> EXTRACTED MATERIAL
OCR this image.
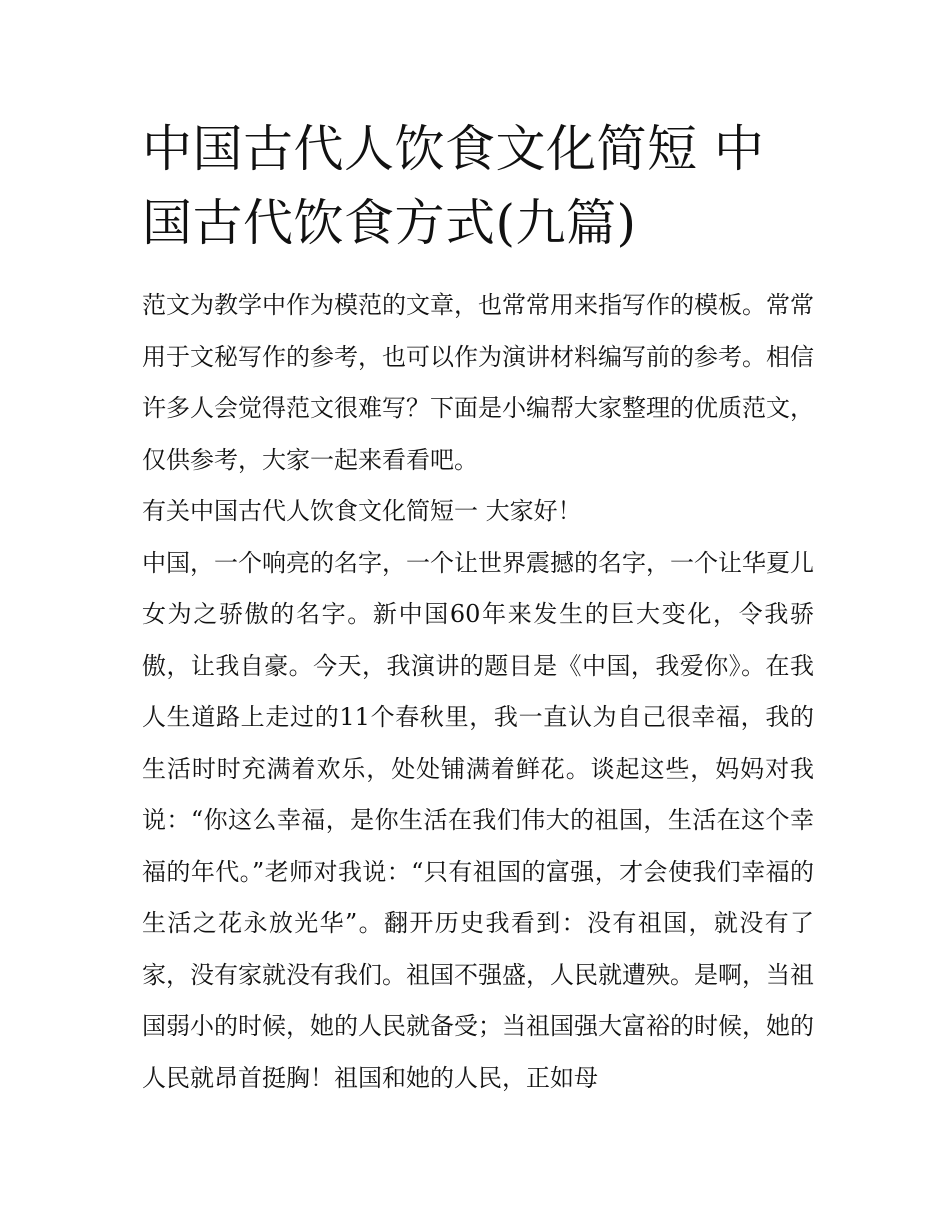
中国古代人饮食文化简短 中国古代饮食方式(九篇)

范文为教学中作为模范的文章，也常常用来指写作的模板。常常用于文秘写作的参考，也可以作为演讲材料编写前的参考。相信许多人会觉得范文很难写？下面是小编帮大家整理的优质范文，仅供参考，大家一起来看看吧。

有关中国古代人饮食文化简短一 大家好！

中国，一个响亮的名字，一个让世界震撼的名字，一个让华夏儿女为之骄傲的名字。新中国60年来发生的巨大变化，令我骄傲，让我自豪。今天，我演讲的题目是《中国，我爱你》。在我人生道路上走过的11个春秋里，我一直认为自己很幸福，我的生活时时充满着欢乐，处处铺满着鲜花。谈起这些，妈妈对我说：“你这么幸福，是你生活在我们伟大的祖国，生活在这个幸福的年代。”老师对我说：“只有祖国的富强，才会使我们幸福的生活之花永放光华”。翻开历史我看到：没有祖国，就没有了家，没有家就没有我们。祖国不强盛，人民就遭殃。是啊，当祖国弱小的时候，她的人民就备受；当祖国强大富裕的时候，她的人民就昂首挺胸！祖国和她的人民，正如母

> WHAT THE EXERCISE ASKS
Excluding the pictures, reproduce every entry exactly as given.

> OUTPUT FOR THIS TASK
OCR this image.
中国古代人饮食文化简短 中国古代饮食方式(九篇)

范文为教学中作为模范的文章，也常常用来指写作的模板。常常用于文秘写作的参考，也可以作为演讲材料编写前的参考。相信许多人会觉得范文很难写？下面是小编帮大家整理的优质范文，仅供参考，大家一起来看看吧。

有关中国古代人饮食文化简短一 大家好！

中国，一个响亮的名字，一个让世界震撼的名字，一个让华夏儿女为之骄傲的名字。新中国60年来发生的巨大变化，令我骄傲，让我自豪。今天，我演讲的题目是《中国，我爱你》。在我人生道路上走过的11个春秋里，我一直认为自己很幸福，我的生活时时充满着欢乐，处处铺满着鲜花。谈起这些，妈妈对我说：“你这么幸福，是你生活在我们伟大的祖国，生活在这个幸福的年代。”老师对我说：“只有祖国的富强，才会使我们幸福的生活之花永放光华”。翻开历史我看到：没有祖国，就没有了家，没有家就没有我们。祖国不强盛，人民就遭殃。是啊，当祖国弱小的时候，她的人民就备受；当祖国强大富裕的时候，她的人民就昂首挺胸！祖国和她的人民，正如母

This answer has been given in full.